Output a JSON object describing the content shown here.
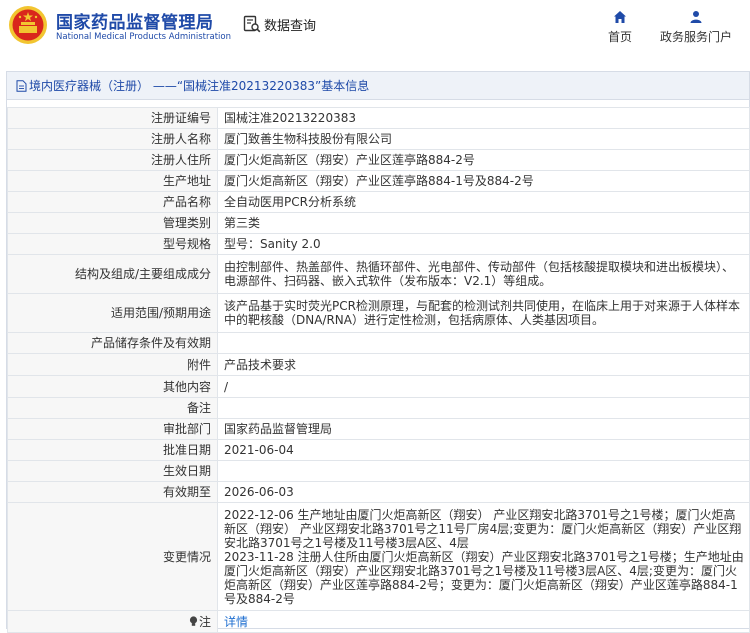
{
  "header": {
    "logo_cn": "国家药品监督管理局",
    "logo_en": "National Medical Products Administration",
    "data_query": "数据查询",
    "nav_home": "首页",
    "nav_portal": "政务服务门户"
  },
  "breadcrumb": {
    "text": "境内医疗器械（注册） ——“国械注准20213220383”基本信息"
  },
  "rows": [
    {
      "label": "注册证编号",
      "value": "国械注准20213220383"
    },
    {
      "label": "注册人名称",
      "value": "厦门致善生物科技股份有限公司"
    },
    {
      "label": "注册人住所",
      "value": "厦门火炬高新区（翔安）产业区莲亭路884-2号"
    },
    {
      "label": "生产地址",
      "value": "厦门火炬高新区（翔安）产业区莲亭路884-1号及884-2号"
    },
    {
      "label": "产品名称",
      "value": "全自动医用PCR分析系统"
    },
    {
      "label": "管理类别",
      "value": "第三类"
    },
    {
      "label": "型号规格",
      "value": "型号：Sanity 2.0"
    },
    {
      "label": "结构及组成/主要组成成分",
      "value": "由控制部件、热盖部件、热循环部件、光电部件、传动部件（包括核酸提取模块和进出板模块）、电源部件、扫码器、嵌入式软件（发布版本：V2.1）等组成。"
    },
    {
      "label": "适用范围/预期用途",
      "value": "该产品基于实时荧光PCR检测原理，与配套的检测试剂共同使用，在临床上用于对来源于人体样本中的靶核酸（DNA/RNA）进行定性检测，包括病原体、人类基因项目。"
    },
    {
      "label": "产品储存条件及有效期",
      "value": ""
    },
    {
      "label": "附件",
      "value": "产品技术要求"
    },
    {
      "label": "其他内容",
      "value": "/"
    },
    {
      "label": "备注",
      "value": ""
    },
    {
      "label": "审批部门",
      "value": "国家药品监督管理局"
    },
    {
      "label": "批准日期",
      "value": "2021-06-04"
    },
    {
      "label": "生效日期",
      "value": ""
    },
    {
      "label": "有效期至",
      "value": "2026-06-03"
    },
    {
      "label": "变更情况",
      "value": "2022-12-06 生产地址由厦门火炬高新区（翔安） 产业区翔安北路3701号之1号楼；厦门火炬高新区（翔安） 产业区翔安北路3701号之11号厂房4层;变更为：厦门火炬高新区（翔安）产业区翔安北路3701号之1号楼及11号楼3层A区、4层\n2023-11-28 注册人住所由厦门火炬高新区（翔安）产业区翔安北路3701号之1号楼；生产地址由厦门火炬高新区（翔安）产业区翔安北路3701号之1号楼及11号楼3层A区、4层;变更为：厦门火炬高新区（翔安）产业区莲亭路884-2号；变更为：厦门火炬高新区（翔安）产业区莲亭路884-1号及884-2号"
    },
    {
      "label": "注",
      "value": "详情"
    }
  ],
  "colors": {
    "brand_blue": "#1f4aa8",
    "emblem_red": "#d9261c",
    "emblem_gold": "#f2c530",
    "link": "#1f6fd0",
    "label_bg": "#f7f7f7",
    "crumb_bg": "#eef2f8"
  },
  "icons": {
    "emblem": "national-emblem-icon",
    "data_query": "document-search-icon",
    "home": "home-icon",
    "portal": "user-icon",
    "breadcrumb": "document-icon",
    "note": "lightbulb-icon"
  }
}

# [GOAL]
Skipping the pictures, transcribe each line above exactly as it appears.

# [WRITTEN ANSWER]
Output a JSON object describing the content shown here.
{
  "header": {
    "logo_cn": "国家药品监督管理局",
    "logo_en": "National Medical Products Administration",
    "data_query": "数据查询",
    "nav_home": "首页",
    "nav_portal": "政务服务门户"
  },
  "breadcrumb": {
    "text": "境内医疗器械（注册） ——“国械注准20213220383”基本信息"
  },
  "rows": [
    {
      "label": "注册证编号",
      "value": "国械注准20213220383"
    },
    {
      "label": "注册人名称",
      "value": "厦门致善生物科技股份有限公司"
    },
    {
      "label": "注册人住所",
      "value": "厦门火炬高新区（翔安）产业区莲亭路884-2号"
    },
    {
      "label": "生产地址",
      "value": "厦门火炬高新区（翔安）产业区莲亭路884-1号及884-2号"
    },
    {
      "label": "产品名称",
      "value": "全自动医用PCR分析系统"
    },
    {
      "label": "管理类别",
      "value": "第三类"
    },
    {
      "label": "型号规格",
      "value": "型号：Sanity 2.0"
    },
    {
      "label": "结构及组成/主要组成成分",
      "value": "由控制部件、热盖部件、热循环部件、光电部件、传动部件（包括核酸提取模块和进出板模块）、电源部件、扫码器、嵌入式软件（发布版本：V2.1）等组成。"
    },
    {
      "label": "适用范围/预期用途",
      "value": "该产品基于实时荧光PCR检测原理，与配套的检测试剂共同使用，在临床上用于对来源于人体样本中的靶核酸（DNA/RNA）进行定性检测，包括病原体、人类基因项目。"
    },
    {
      "label": "产品储存条件及有效期",
      "value": ""
    },
    {
      "label": "附件",
      "value": "产品技术要求"
    },
    {
      "label": "其他内容",
      "value": "/"
    },
    {
      "label": "备注",
      "value": ""
    },
    {
      "label": "审批部门",
      "value": "国家药品监督管理局"
    },
    {
      "label": "批准日期",
      "value": "2021-06-04"
    },
    {
      "label": "生效日期",
      "value": ""
    },
    {
      "label": "有效期至",
      "value": "2026-06-03"
    },
    {
      "label": "变更情况",
      "value": "2022-12-06 生产地址由厦门火炬高新区（翔安） 产业区翔安北路3701号之1号楼；厦门火炬高新区（翔安） 产业区翔安北路3701号之11号厂房4层;变更为：厦门火炬高新区（翔安）产业区翔安北路3701号之1号楼及11号楼3层A区、4层\n2023-11-28 注册人住所由厦门火炬高新区（翔安）产业区翔安北路3701号之1号楼；生产地址由厦门火炬高新区（翔安）产业区翔安北路3701号之1号楼及11号楼3层A区、4层;变更为：厦门火炬高新区（翔安）产业区莲亭路884-2号；变更为：厦门火炬高新区（翔安）产业区莲亭路884-1号及884-2号"
    },
    {
      "label": "注",
      "value": "详情"
    }
  ],
  "colors": {
    "brand_blue": "#1f4aa8",
    "emblem_red": "#d9261c",
    "emblem_gold": "#f2c530",
    "link": "#1f6fd0",
    "label_bg": "#f7f7f7",
    "crumb_bg": "#eef2f8"
  },
  "icons": {
    "emblem": "national-emblem-icon",
    "data_query": "document-search-icon",
    "home": "home-icon",
    "portal": "user-icon",
    "breadcrumb": "document-icon",
    "note": "lightbulb-icon"
  }
}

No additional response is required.